━━ TASK MATERIAL

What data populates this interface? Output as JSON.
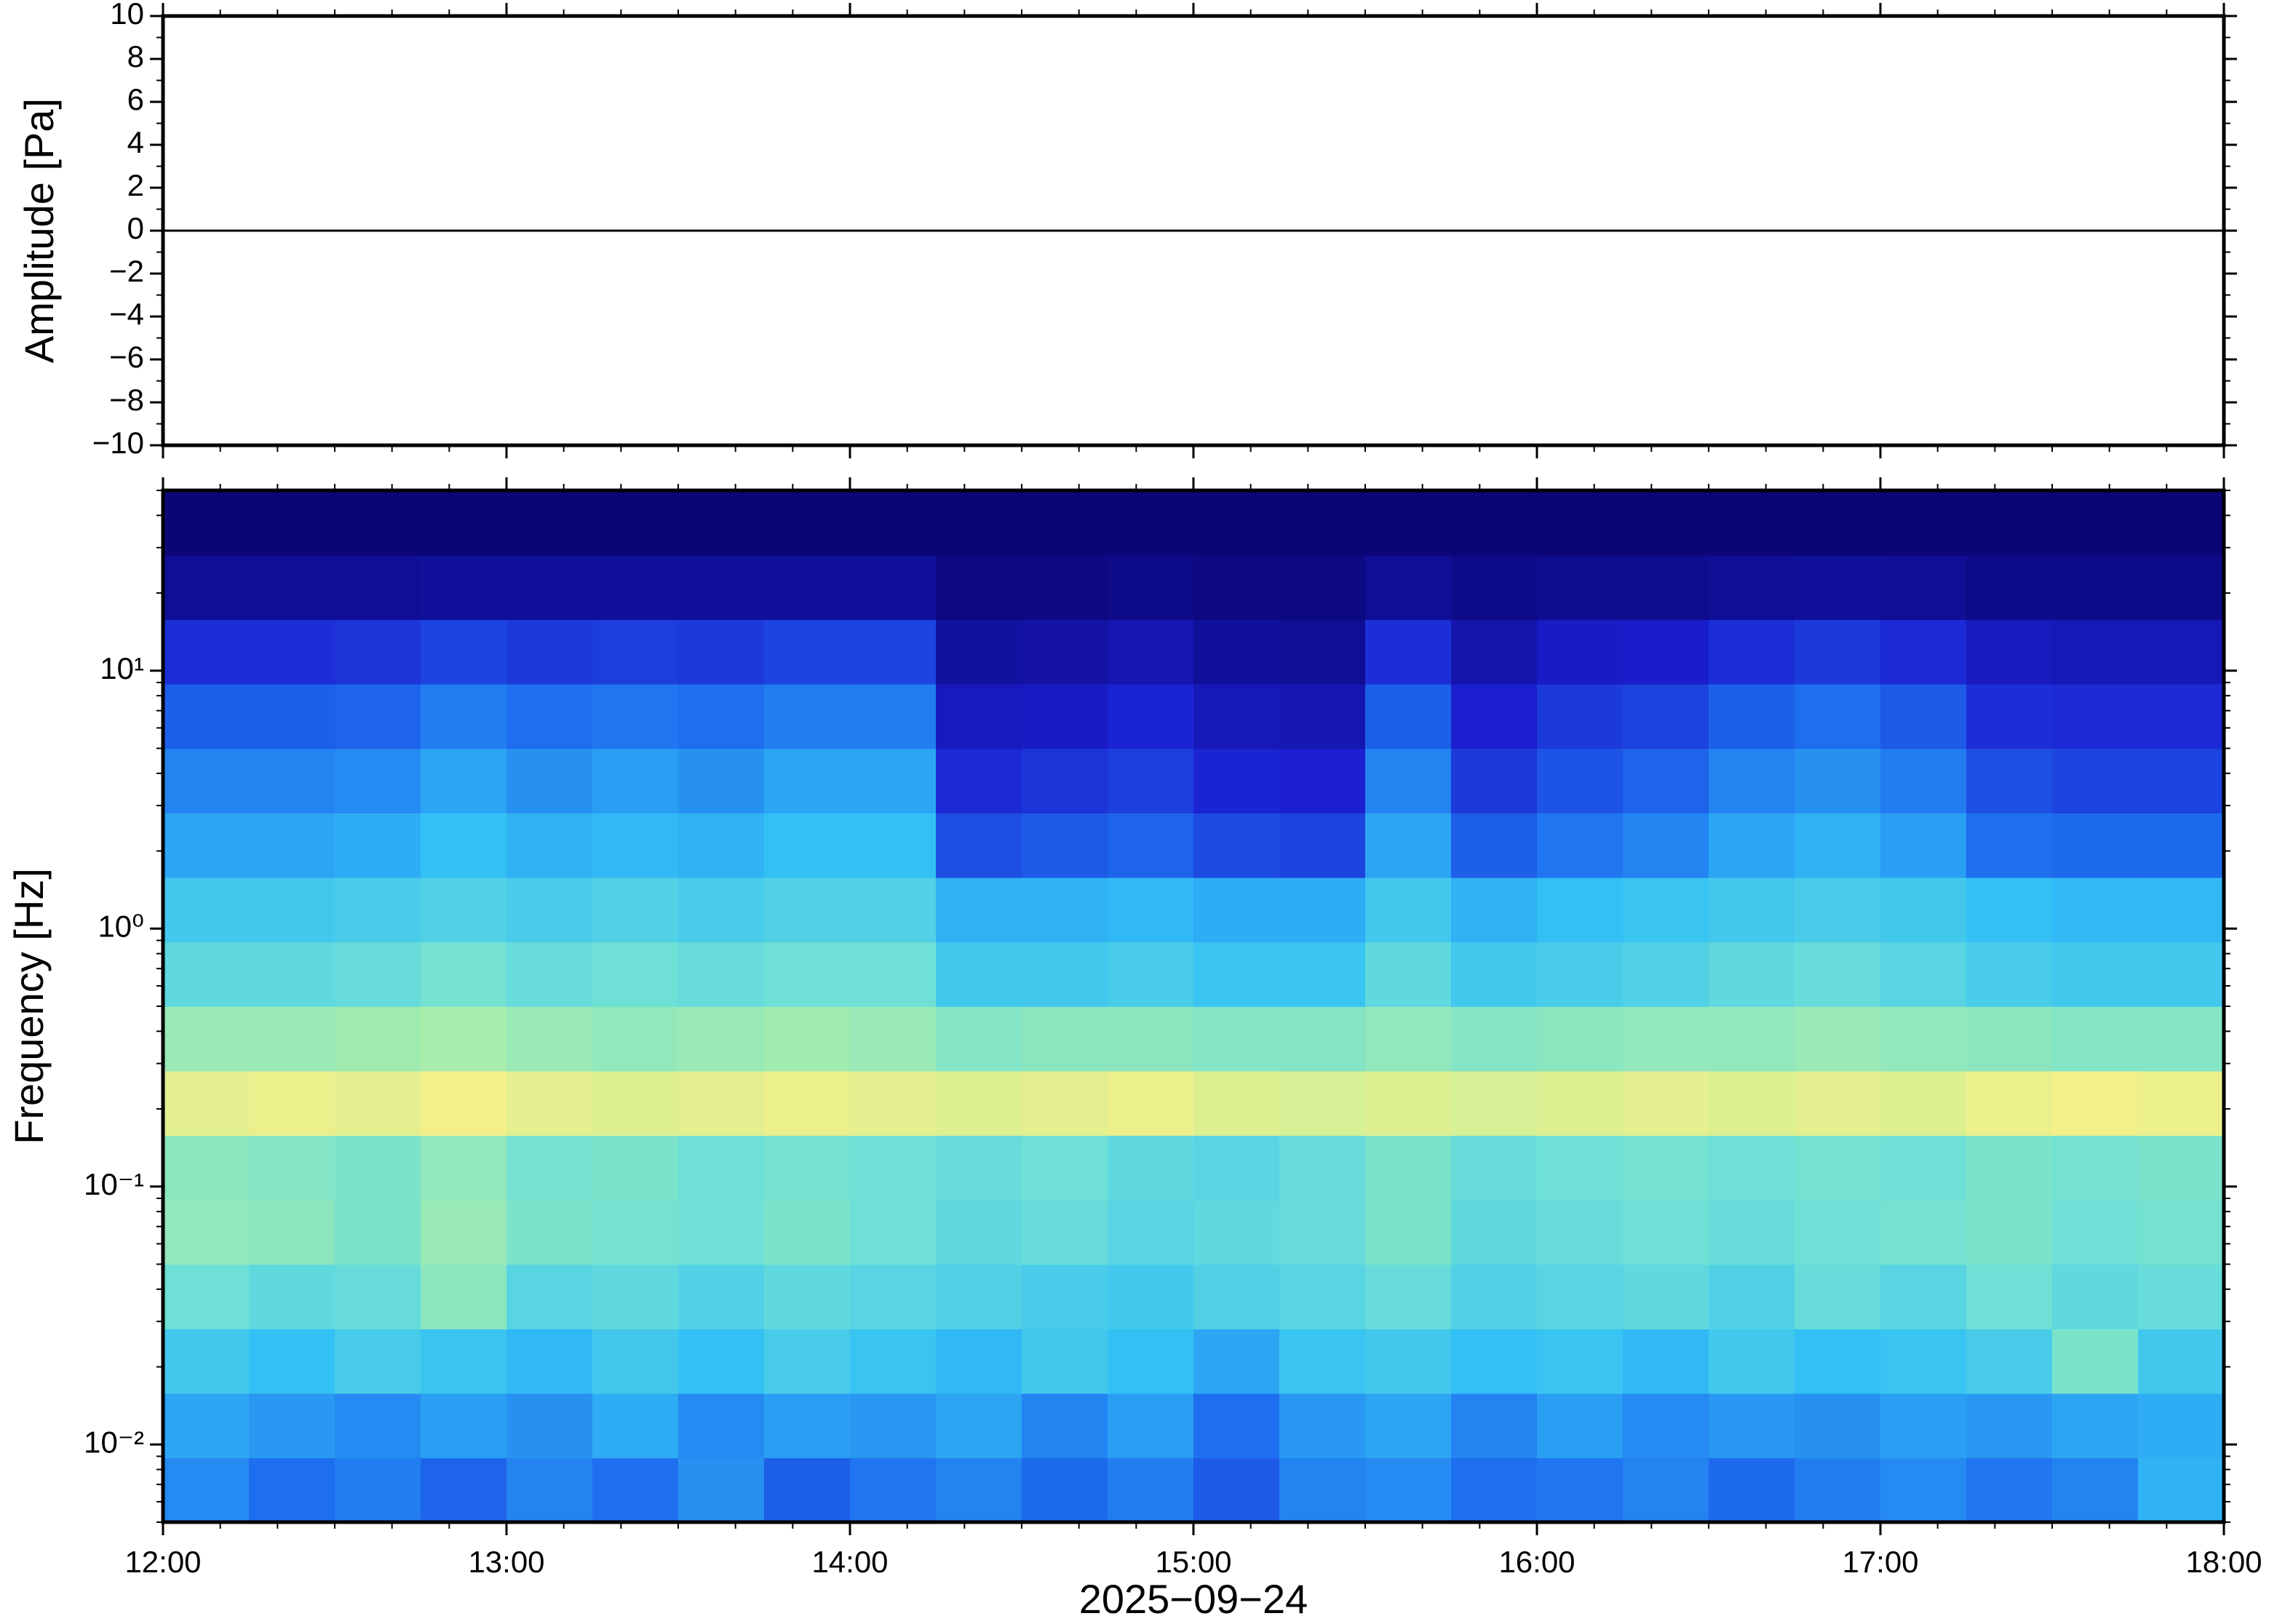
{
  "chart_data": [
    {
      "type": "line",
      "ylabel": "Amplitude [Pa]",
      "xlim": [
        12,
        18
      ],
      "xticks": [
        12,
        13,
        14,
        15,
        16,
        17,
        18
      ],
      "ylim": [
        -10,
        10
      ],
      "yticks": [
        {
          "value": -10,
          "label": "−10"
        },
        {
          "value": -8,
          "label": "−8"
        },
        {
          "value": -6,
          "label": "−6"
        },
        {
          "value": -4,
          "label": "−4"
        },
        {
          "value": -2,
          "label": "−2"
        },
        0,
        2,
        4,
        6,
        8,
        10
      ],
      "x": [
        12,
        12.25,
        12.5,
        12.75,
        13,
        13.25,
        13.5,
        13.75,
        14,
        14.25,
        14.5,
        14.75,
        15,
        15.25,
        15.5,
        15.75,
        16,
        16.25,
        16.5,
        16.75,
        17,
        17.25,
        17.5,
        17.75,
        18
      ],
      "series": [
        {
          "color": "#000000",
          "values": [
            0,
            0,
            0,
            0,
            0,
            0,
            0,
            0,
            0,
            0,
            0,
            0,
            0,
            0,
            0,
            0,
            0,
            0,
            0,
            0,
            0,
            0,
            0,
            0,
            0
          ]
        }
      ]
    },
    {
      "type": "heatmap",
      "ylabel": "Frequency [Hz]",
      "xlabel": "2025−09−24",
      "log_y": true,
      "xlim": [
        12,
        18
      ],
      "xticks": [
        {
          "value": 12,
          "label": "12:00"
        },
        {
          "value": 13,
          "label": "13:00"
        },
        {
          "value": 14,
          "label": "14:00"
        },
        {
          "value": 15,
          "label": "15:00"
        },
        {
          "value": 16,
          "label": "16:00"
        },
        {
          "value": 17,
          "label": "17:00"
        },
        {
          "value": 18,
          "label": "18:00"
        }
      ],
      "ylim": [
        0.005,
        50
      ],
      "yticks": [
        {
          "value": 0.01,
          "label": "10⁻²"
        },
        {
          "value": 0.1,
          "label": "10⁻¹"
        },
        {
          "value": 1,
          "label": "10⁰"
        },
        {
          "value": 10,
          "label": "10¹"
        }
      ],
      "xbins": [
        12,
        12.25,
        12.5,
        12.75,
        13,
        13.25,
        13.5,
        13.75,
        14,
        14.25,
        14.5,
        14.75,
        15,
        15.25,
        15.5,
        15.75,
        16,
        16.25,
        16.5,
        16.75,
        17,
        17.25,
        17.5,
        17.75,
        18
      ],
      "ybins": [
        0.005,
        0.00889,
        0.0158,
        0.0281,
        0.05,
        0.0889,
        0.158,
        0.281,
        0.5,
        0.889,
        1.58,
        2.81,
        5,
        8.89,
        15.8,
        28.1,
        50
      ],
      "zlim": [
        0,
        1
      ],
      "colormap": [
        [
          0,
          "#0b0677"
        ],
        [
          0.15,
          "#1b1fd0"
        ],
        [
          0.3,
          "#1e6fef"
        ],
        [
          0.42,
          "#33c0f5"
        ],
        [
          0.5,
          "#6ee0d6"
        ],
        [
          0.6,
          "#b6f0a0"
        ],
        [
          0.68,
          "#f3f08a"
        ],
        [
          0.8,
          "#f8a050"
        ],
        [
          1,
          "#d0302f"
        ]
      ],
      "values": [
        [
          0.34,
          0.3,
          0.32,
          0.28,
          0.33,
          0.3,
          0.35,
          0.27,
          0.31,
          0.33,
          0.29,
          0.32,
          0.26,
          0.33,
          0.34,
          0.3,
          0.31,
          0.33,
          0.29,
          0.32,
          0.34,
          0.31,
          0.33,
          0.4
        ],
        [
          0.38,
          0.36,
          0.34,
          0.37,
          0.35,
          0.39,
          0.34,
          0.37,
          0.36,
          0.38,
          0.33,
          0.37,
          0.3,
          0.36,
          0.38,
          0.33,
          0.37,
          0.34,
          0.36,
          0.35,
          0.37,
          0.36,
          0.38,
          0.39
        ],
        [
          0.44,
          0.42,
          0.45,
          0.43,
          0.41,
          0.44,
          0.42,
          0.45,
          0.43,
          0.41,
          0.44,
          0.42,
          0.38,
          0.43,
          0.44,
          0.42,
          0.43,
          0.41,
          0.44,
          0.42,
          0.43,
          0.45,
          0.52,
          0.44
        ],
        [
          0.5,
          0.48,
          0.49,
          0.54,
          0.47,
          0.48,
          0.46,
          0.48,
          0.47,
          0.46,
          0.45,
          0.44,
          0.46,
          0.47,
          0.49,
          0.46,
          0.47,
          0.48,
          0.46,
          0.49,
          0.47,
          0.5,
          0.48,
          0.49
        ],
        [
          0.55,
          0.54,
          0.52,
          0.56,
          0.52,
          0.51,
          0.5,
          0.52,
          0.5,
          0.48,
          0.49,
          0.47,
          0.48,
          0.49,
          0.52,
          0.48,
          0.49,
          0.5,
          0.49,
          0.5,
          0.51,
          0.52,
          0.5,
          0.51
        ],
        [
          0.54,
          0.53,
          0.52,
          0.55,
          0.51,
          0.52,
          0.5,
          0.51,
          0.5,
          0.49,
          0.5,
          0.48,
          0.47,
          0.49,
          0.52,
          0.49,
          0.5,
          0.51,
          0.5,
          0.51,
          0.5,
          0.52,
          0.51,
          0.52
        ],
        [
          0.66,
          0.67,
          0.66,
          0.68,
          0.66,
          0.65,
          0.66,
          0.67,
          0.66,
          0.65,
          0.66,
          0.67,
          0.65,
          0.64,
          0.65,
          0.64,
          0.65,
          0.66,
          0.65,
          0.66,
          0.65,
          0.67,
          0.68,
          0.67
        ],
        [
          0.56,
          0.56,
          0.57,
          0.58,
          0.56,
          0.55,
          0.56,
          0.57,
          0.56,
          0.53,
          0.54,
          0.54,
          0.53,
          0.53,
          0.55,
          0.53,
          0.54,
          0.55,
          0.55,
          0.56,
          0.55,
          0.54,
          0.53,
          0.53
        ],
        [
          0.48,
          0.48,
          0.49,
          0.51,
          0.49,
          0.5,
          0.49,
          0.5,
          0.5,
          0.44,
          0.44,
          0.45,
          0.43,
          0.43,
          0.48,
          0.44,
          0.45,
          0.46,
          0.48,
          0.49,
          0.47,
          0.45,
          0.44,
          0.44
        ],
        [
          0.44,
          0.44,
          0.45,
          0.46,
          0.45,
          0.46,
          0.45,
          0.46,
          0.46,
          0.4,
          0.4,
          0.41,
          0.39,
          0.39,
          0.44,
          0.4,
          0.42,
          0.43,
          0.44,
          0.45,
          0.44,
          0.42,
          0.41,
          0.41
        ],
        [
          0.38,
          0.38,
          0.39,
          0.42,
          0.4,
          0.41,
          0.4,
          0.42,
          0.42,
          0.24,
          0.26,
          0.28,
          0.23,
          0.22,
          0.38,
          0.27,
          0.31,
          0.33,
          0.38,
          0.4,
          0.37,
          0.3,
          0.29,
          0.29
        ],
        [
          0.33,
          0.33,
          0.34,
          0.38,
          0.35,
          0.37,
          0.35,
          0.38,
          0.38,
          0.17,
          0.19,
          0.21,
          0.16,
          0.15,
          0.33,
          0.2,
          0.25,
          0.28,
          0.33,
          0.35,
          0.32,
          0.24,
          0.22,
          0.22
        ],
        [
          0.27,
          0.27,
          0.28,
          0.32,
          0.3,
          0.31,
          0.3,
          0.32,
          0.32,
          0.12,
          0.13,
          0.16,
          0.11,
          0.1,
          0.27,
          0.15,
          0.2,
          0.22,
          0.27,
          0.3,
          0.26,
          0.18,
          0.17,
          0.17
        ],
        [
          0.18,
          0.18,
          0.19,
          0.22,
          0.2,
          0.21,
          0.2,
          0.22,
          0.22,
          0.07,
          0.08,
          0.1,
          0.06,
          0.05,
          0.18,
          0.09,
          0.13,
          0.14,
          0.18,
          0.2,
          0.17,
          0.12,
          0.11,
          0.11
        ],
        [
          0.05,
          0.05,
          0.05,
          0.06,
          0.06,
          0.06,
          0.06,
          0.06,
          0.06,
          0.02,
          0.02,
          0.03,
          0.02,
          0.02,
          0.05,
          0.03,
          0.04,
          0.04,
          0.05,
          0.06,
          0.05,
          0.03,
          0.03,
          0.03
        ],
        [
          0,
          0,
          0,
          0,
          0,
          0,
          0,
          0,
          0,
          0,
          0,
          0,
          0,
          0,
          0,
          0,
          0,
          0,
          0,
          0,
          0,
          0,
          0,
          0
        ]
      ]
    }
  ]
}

━━━━

### WHAT YOU SHOULD DO
How many lines in these entries contain the string "ylabel"? State the number and nothing more.

### RESULT OF THIS TASK
2